* PROBLEM TO WORK ON *
Check every line below for the string "Zeit", and copy the lines that contain it.

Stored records

'''

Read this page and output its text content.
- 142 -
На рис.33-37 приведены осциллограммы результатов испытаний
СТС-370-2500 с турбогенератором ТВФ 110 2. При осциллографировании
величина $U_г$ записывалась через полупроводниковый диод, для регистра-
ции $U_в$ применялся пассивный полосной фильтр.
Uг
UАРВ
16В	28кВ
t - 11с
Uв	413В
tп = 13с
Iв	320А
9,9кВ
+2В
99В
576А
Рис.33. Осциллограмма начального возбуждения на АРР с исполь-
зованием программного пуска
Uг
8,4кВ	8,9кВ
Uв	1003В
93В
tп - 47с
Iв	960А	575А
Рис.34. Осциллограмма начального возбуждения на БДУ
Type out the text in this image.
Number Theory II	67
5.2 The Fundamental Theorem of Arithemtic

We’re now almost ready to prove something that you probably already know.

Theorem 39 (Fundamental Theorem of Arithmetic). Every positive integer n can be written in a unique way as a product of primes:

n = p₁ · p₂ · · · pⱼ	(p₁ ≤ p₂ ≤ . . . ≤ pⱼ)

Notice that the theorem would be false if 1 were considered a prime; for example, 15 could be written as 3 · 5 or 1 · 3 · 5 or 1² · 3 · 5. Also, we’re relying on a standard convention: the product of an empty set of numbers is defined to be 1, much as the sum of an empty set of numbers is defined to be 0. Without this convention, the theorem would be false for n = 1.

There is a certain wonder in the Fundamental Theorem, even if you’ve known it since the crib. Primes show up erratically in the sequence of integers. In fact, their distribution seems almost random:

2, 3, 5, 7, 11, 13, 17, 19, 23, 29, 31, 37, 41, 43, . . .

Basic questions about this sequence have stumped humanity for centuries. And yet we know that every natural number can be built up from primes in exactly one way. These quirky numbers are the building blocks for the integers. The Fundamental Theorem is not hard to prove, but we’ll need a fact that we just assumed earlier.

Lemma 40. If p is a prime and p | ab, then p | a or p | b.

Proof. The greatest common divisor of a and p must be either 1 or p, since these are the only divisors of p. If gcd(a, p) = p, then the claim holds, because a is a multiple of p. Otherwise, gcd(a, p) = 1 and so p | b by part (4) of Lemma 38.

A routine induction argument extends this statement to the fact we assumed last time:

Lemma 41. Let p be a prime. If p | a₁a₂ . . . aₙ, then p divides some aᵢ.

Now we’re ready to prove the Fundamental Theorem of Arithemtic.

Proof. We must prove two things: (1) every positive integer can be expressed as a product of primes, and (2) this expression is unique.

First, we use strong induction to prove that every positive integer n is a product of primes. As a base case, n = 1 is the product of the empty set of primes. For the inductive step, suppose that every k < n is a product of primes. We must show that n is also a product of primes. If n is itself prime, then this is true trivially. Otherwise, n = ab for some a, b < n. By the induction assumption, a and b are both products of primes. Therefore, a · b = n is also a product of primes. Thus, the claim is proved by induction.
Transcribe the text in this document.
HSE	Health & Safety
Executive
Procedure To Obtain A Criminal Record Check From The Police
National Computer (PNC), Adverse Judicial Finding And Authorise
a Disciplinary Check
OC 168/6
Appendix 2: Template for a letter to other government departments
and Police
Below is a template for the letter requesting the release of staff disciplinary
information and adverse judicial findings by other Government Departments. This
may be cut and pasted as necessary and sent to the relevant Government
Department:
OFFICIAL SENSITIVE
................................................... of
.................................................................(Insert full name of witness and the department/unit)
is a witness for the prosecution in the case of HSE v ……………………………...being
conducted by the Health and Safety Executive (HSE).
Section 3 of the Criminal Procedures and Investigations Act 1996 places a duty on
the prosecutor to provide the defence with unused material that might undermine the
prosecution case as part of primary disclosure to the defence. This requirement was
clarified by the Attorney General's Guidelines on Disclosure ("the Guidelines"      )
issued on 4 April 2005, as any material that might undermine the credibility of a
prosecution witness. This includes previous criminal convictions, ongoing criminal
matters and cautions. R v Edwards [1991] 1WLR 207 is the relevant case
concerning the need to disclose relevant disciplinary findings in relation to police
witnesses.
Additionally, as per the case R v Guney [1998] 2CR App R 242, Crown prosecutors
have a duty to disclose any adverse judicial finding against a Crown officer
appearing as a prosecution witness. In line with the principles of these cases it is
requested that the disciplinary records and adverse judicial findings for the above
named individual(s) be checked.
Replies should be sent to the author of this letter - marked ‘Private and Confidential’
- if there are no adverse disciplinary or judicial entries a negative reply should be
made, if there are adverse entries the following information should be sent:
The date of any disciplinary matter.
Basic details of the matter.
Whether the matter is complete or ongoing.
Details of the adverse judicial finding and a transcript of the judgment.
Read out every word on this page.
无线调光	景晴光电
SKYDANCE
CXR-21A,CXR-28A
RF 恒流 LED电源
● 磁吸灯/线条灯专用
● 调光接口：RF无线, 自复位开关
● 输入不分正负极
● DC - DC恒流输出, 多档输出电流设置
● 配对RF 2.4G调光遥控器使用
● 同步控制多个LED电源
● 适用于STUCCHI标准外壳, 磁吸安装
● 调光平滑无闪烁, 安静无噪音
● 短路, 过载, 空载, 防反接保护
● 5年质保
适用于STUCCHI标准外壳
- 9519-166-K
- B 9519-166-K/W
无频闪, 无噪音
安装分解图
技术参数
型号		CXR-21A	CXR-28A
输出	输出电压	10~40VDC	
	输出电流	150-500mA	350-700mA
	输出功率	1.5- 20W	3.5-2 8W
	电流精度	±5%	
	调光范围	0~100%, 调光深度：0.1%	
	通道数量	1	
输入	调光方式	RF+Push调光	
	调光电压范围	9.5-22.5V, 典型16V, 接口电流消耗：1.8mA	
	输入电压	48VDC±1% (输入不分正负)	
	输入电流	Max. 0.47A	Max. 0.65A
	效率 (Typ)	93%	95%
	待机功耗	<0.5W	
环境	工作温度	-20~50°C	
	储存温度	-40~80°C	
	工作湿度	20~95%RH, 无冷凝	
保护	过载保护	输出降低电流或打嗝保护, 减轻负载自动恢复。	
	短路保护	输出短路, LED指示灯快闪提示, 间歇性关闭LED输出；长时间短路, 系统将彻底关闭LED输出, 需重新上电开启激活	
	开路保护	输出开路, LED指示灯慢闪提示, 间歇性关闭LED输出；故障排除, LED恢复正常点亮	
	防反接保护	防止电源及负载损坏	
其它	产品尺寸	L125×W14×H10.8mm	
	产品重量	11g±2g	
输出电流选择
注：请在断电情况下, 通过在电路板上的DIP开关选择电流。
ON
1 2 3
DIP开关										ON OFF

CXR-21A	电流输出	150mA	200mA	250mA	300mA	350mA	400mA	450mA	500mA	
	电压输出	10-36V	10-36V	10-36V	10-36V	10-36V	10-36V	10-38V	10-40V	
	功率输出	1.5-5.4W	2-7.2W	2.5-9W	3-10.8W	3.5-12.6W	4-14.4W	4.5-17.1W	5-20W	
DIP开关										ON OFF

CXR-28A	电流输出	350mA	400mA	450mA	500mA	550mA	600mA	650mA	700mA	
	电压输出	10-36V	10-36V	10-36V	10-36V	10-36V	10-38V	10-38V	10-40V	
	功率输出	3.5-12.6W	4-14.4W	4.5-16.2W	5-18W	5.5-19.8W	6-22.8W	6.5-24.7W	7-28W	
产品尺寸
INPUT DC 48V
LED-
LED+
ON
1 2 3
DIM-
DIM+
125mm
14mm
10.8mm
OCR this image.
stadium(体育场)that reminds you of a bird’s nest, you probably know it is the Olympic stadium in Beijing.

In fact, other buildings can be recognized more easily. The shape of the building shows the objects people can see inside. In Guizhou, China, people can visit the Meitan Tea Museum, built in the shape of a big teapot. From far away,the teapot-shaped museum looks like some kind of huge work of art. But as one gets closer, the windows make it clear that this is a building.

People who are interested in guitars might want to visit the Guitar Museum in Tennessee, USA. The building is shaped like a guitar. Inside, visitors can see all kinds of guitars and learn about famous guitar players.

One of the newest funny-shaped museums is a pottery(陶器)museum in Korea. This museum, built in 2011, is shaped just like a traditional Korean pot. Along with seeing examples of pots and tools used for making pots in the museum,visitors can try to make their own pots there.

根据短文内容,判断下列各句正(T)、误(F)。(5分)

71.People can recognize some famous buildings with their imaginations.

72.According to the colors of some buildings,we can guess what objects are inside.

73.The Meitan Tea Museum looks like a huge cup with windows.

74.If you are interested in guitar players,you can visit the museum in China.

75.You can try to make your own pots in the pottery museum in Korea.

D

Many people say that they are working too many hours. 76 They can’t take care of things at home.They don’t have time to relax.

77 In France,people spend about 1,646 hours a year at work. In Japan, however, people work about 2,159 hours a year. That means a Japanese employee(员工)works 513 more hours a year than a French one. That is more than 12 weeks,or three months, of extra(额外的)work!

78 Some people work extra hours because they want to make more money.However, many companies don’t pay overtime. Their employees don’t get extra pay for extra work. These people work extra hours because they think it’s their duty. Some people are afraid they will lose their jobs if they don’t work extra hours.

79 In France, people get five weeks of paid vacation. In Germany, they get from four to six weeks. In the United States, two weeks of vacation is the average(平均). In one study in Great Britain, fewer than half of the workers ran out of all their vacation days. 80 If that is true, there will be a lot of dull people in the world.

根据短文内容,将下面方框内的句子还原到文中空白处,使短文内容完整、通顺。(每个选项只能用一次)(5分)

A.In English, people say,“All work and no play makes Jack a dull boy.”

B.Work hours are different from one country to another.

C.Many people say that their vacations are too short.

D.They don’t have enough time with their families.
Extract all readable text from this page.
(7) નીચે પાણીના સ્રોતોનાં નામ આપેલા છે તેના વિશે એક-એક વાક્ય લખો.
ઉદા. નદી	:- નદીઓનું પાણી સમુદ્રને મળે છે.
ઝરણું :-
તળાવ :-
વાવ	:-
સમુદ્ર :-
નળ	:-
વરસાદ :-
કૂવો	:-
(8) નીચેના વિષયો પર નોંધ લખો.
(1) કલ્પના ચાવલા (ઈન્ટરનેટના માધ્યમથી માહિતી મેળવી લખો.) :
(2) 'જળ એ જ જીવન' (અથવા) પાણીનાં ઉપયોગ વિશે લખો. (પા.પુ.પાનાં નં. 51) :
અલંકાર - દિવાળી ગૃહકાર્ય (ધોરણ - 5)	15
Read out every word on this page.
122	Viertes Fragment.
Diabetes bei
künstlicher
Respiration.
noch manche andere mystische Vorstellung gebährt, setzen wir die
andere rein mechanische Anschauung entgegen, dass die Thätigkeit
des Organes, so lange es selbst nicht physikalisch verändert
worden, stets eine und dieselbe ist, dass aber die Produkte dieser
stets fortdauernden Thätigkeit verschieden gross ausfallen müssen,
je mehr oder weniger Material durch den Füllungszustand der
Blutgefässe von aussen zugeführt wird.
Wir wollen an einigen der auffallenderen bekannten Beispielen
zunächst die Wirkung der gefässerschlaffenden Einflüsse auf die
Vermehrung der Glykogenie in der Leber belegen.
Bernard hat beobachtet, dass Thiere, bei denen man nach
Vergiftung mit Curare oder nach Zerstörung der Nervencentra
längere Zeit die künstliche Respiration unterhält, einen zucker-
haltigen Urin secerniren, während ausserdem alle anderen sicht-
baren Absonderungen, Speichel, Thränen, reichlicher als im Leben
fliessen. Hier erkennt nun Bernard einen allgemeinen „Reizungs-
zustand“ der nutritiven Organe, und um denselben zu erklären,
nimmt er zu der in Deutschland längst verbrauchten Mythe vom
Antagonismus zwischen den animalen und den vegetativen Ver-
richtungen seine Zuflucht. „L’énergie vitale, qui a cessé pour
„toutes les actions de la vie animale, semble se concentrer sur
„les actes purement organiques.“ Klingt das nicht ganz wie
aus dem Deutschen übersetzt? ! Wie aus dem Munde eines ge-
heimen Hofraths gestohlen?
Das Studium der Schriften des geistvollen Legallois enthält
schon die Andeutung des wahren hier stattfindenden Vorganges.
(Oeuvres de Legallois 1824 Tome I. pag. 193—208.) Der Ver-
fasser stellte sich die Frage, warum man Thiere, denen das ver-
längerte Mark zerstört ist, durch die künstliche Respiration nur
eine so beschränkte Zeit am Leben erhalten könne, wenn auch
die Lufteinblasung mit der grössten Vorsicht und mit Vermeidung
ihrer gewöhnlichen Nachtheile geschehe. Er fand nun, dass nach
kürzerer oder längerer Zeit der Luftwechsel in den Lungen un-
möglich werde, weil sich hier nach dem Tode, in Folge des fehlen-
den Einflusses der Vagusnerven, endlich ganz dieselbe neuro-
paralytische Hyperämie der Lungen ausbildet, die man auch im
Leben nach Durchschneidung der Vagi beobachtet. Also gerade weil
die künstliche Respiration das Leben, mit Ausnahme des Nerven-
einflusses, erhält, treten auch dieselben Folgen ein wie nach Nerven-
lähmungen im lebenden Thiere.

'''

* RESULT OF THE TASK *
längere Zeit die künstliche Respiration unterhält, einen zucker-
eine so beschränkte Zeit am Leben erhalten könne, wenn auch
kürzerer oder längerer Zeit der Luftwechsel in den Lungen un-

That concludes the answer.